Data excerpts

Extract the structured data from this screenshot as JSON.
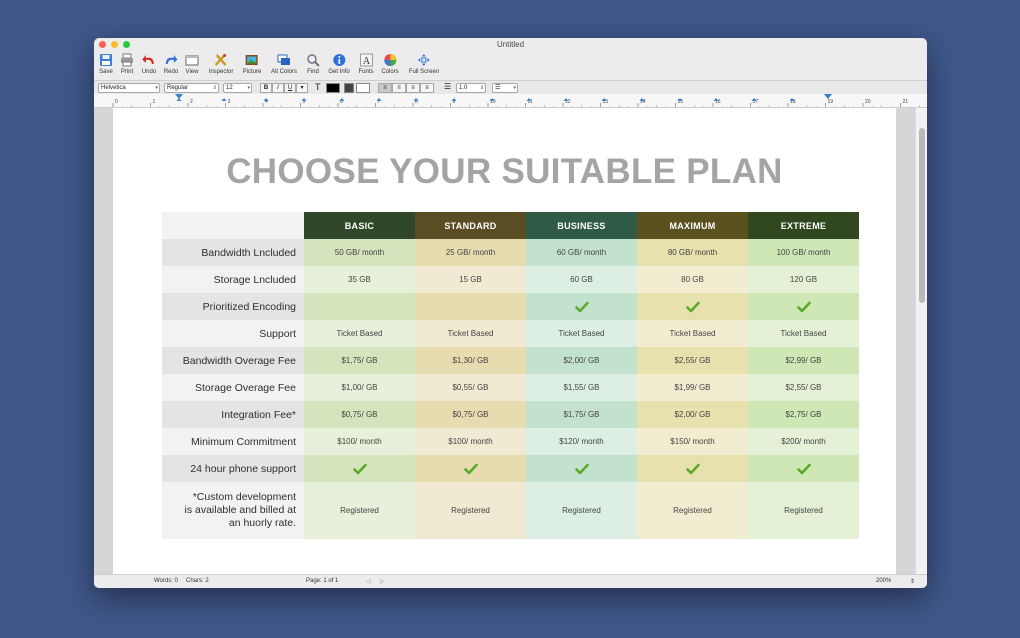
{
  "window": {
    "title": "Untitled"
  },
  "toolbar": [
    {
      "label": "Save",
      "icon": "save-icon"
    },
    {
      "label": "Print",
      "icon": "print-icon"
    },
    {
      "label": "Undo",
      "icon": "undo-icon"
    },
    {
      "label": "Redo",
      "icon": "redo-icon"
    },
    {
      "label": "View",
      "icon": "view-icon"
    },
    {
      "label": "Inspector",
      "icon": "inspector-icon"
    },
    {
      "label": "Picture",
      "icon": "picture-icon"
    },
    {
      "label": "Alt Colors",
      "icon": "alt-colors-icon"
    },
    {
      "label": "Find",
      "icon": "find-icon"
    },
    {
      "label": "Get Info",
      "icon": "info-icon"
    },
    {
      "label": "Fonts",
      "icon": "fonts-icon"
    },
    {
      "label": "Colors",
      "icon": "colors-icon"
    },
    {
      "label": "Full Screen",
      "icon": "full-screen-icon"
    }
  ],
  "format": {
    "font_family": "Helvetica",
    "font_style": "Regular",
    "font_size": "12",
    "bold": "B",
    "italic": "I",
    "underline": "U",
    "text_color_label": "T",
    "line_spacing": "1.0"
  },
  "ruler": {
    "numbers": [
      "0",
      "1",
      "2",
      "3",
      "4",
      "5",
      "6",
      "7",
      "8",
      "9",
      "10",
      "11",
      "12",
      "13",
      "14",
      "15",
      "16",
      "17",
      "18",
      "19",
      "20",
      "21"
    ]
  },
  "document": {
    "heading": "CHOOSE YOUR SUITABLE PLAN",
    "plans": [
      "BASIC",
      "STANDARD",
      "BUSINESS",
      "MAXIMUM",
      "EXTREME"
    ],
    "rows": [
      {
        "label": "Bandwidth Lncluded",
        "values": [
          "50 GB/ month",
          "25 GB/ month",
          "60 GB/ month",
          "80 GB/ month",
          "100 GB/ month"
        ]
      },
      {
        "label": "Storage Lncluded",
        "values": [
          "35 GB",
          "15 GB",
          "60 GB",
          "80 GB",
          "120 GB"
        ]
      },
      {
        "label": "Prioritized Encoding",
        "values": [
          "",
          "",
          "check",
          "check",
          "check"
        ]
      },
      {
        "label": "Support",
        "values": [
          "Ticket Based",
          "Ticket Based",
          "Ticket Based",
          "Ticket Based",
          "Ticket Based"
        ]
      },
      {
        "label": "Bandwidth Overage Fee",
        "values": [
          "$1,75/ GB",
          "$1,30/ GB",
          "$2,00/ GB",
          "$2,55/ GB",
          "$2,99/ GB"
        ]
      },
      {
        "label": "Storage Overage Fee",
        "values": [
          "$1,00/ GB",
          "$0,55/ GB",
          "$1,55/ GB",
          "$1,99/ GB",
          "$2,55/ GB"
        ]
      },
      {
        "label": "Integration Fee*",
        "values": [
          "$0,75/ GB",
          "$0,75/ GB",
          "$1,75/ GB",
          "$2,00/ GB",
          "$2,75/ GB"
        ]
      },
      {
        "label": "Minimum Commitment",
        "values": [
          "$100/ month",
          "$100/ month",
          "$120/ month",
          "$150/ month",
          "$200/ month"
        ]
      },
      {
        "label": "24 hour phone support",
        "values": [
          "check",
          "check",
          "check",
          "check",
          "check"
        ]
      },
      {
        "label": "*Custom development\nis available and billed at\nan huorly rate.",
        "values": [
          "Registered",
          "Registered",
          "Registered",
          "Registered",
          "Registered"
        ]
      }
    ]
  },
  "colors": {
    "plan_headers": [
      "#30472a",
      "#5a4d23",
      "#2f5a45",
      "#59511e",
      "#30471f"
    ],
    "check": "#5aaa2c"
  },
  "status": {
    "words": "Words: 0",
    "chars": "Chars: 2",
    "page": "Page: 1 of 1",
    "zoom": "200%"
  }
}
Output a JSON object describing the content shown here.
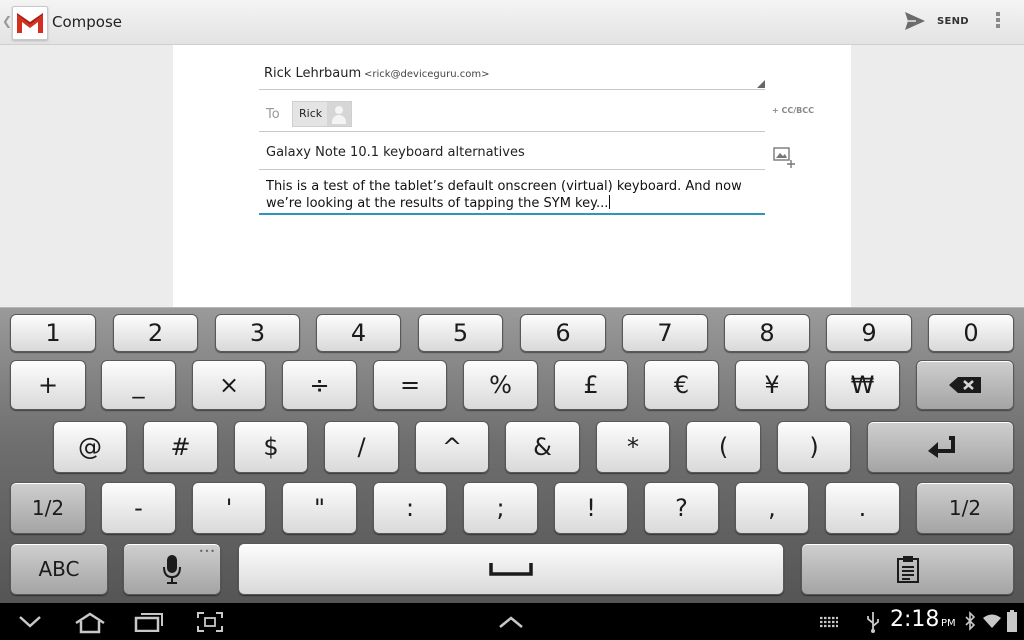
{
  "actionbar": {
    "title": "Compose",
    "send_label": "SEND",
    "app_icon": "gmail-logo-icon"
  },
  "compose": {
    "from_name": "Rick Lehrbaum",
    "from_address": "<rick@deviceguru.com>",
    "to_label": "To",
    "to_chip": "Rick",
    "cc_bcc_label": "+ CC/BCC",
    "subject": "Galaxy Note 10.1 keyboard alternatives",
    "body": "This is a test of the tablet’s default onscreen (virtual) keyboard. And now we’re looking at the results of tapping the SYM key..."
  },
  "keyboard": {
    "row1": [
      "1",
      "2",
      "3",
      "4",
      "5",
      "6",
      "7",
      "8",
      "9",
      "0"
    ],
    "row2": [
      "+",
      "_",
      "×",
      "÷",
      "=",
      "%",
      "£",
      "€",
      "¥",
      "₩"
    ],
    "row3": [
      "@",
      "#",
      "$",
      "/",
      "^",
      "&",
      "*",
      "(",
      ")"
    ],
    "row4_left": "1/2",
    "row4": [
      "-",
      "'",
      "\"",
      ":",
      ";",
      "!",
      "?",
      ",",
      "."
    ],
    "row4_right": "1/2",
    "abc_label": "ABC",
    "mic_dots": "•••"
  },
  "statusbar": {
    "time": "2:18",
    "ampm": "PM"
  },
  "colors": {
    "accent": "#2e97b8",
    "gmail_red": "#d52d1f"
  }
}
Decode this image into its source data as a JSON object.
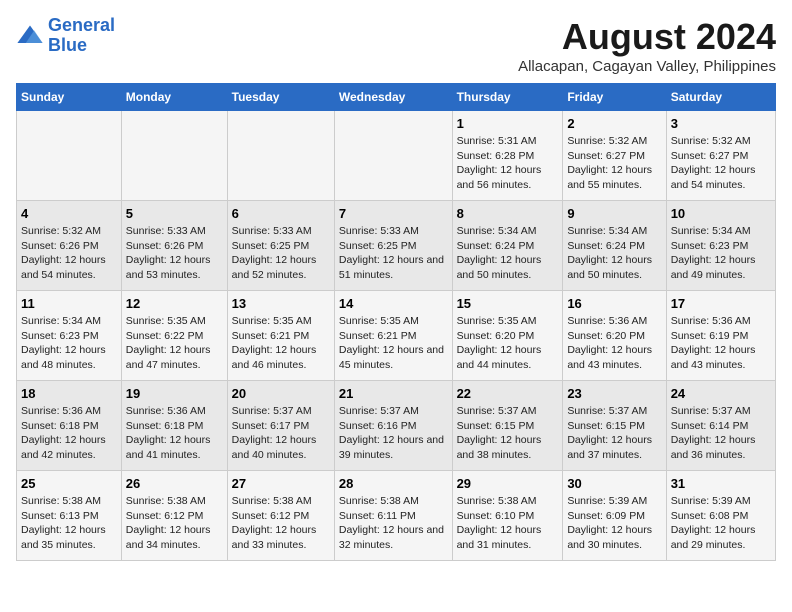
{
  "logo": {
    "line1": "General",
    "line2": "Blue"
  },
  "title": "August 2024",
  "subtitle": "Allacapan, Cagayan Valley, Philippines",
  "days_of_week": [
    "Sunday",
    "Monday",
    "Tuesday",
    "Wednesday",
    "Thursday",
    "Friday",
    "Saturday"
  ],
  "weeks": [
    [
      {
        "day": "",
        "info": ""
      },
      {
        "day": "",
        "info": ""
      },
      {
        "day": "",
        "info": ""
      },
      {
        "day": "",
        "info": ""
      },
      {
        "day": "1",
        "sunrise": "5:31 AM",
        "sunset": "6:28 PM",
        "daylight": "12 hours and 56 minutes."
      },
      {
        "day": "2",
        "sunrise": "5:32 AM",
        "sunset": "6:27 PM",
        "daylight": "12 hours and 55 minutes."
      },
      {
        "day": "3",
        "sunrise": "5:32 AM",
        "sunset": "6:27 PM",
        "daylight": "12 hours and 54 minutes."
      }
    ],
    [
      {
        "day": "4",
        "sunrise": "5:32 AM",
        "sunset": "6:26 PM",
        "daylight": "12 hours and 54 minutes."
      },
      {
        "day": "5",
        "sunrise": "5:33 AM",
        "sunset": "6:26 PM",
        "daylight": "12 hours and 53 minutes."
      },
      {
        "day": "6",
        "sunrise": "5:33 AM",
        "sunset": "6:25 PM",
        "daylight": "12 hours and 52 minutes."
      },
      {
        "day": "7",
        "sunrise": "5:33 AM",
        "sunset": "6:25 PM",
        "daylight": "12 hours and 51 minutes."
      },
      {
        "day": "8",
        "sunrise": "5:34 AM",
        "sunset": "6:24 PM",
        "daylight": "12 hours and 50 minutes."
      },
      {
        "day": "9",
        "sunrise": "5:34 AM",
        "sunset": "6:24 PM",
        "daylight": "12 hours and 50 minutes."
      },
      {
        "day": "10",
        "sunrise": "5:34 AM",
        "sunset": "6:23 PM",
        "daylight": "12 hours and 49 minutes."
      }
    ],
    [
      {
        "day": "11",
        "sunrise": "5:34 AM",
        "sunset": "6:23 PM",
        "daylight": "12 hours and 48 minutes."
      },
      {
        "day": "12",
        "sunrise": "5:35 AM",
        "sunset": "6:22 PM",
        "daylight": "12 hours and 47 minutes."
      },
      {
        "day": "13",
        "sunrise": "5:35 AM",
        "sunset": "6:21 PM",
        "daylight": "12 hours and 46 minutes."
      },
      {
        "day": "14",
        "sunrise": "5:35 AM",
        "sunset": "6:21 PM",
        "daylight": "12 hours and 45 minutes."
      },
      {
        "day": "15",
        "sunrise": "5:35 AM",
        "sunset": "6:20 PM",
        "daylight": "12 hours and 44 minutes."
      },
      {
        "day": "16",
        "sunrise": "5:36 AM",
        "sunset": "6:20 PM",
        "daylight": "12 hours and 43 minutes."
      },
      {
        "day": "17",
        "sunrise": "5:36 AM",
        "sunset": "6:19 PM",
        "daylight": "12 hours and 43 minutes."
      }
    ],
    [
      {
        "day": "18",
        "sunrise": "5:36 AM",
        "sunset": "6:18 PM",
        "daylight": "12 hours and 42 minutes."
      },
      {
        "day": "19",
        "sunrise": "5:36 AM",
        "sunset": "6:18 PM",
        "daylight": "12 hours and 41 minutes."
      },
      {
        "day": "20",
        "sunrise": "5:37 AM",
        "sunset": "6:17 PM",
        "daylight": "12 hours and 40 minutes."
      },
      {
        "day": "21",
        "sunrise": "5:37 AM",
        "sunset": "6:16 PM",
        "daylight": "12 hours and 39 minutes."
      },
      {
        "day": "22",
        "sunrise": "5:37 AM",
        "sunset": "6:15 PM",
        "daylight": "12 hours and 38 minutes."
      },
      {
        "day": "23",
        "sunrise": "5:37 AM",
        "sunset": "6:15 PM",
        "daylight": "12 hours and 37 minutes."
      },
      {
        "day": "24",
        "sunrise": "5:37 AM",
        "sunset": "6:14 PM",
        "daylight": "12 hours and 36 minutes."
      }
    ],
    [
      {
        "day": "25",
        "sunrise": "5:38 AM",
        "sunset": "6:13 PM",
        "daylight": "12 hours and 35 minutes."
      },
      {
        "day": "26",
        "sunrise": "5:38 AM",
        "sunset": "6:12 PM",
        "daylight": "12 hours and 34 minutes."
      },
      {
        "day": "27",
        "sunrise": "5:38 AM",
        "sunset": "6:12 PM",
        "daylight": "12 hours and 33 minutes."
      },
      {
        "day": "28",
        "sunrise": "5:38 AM",
        "sunset": "6:11 PM",
        "daylight": "12 hours and 32 minutes."
      },
      {
        "day": "29",
        "sunrise": "5:38 AM",
        "sunset": "6:10 PM",
        "daylight": "12 hours and 31 minutes."
      },
      {
        "day": "30",
        "sunrise": "5:39 AM",
        "sunset": "6:09 PM",
        "daylight": "12 hours and 30 minutes."
      },
      {
        "day": "31",
        "sunrise": "5:39 AM",
        "sunset": "6:08 PM",
        "daylight": "12 hours and 29 minutes."
      }
    ]
  ]
}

▶ _Exercise description_: Identify each line in the records above containing the word "Overage"; copy those lines.

▶ _Task output_:
        "label": "Bandwidth Overage Fee",
        "label": "Storage Overage Fee",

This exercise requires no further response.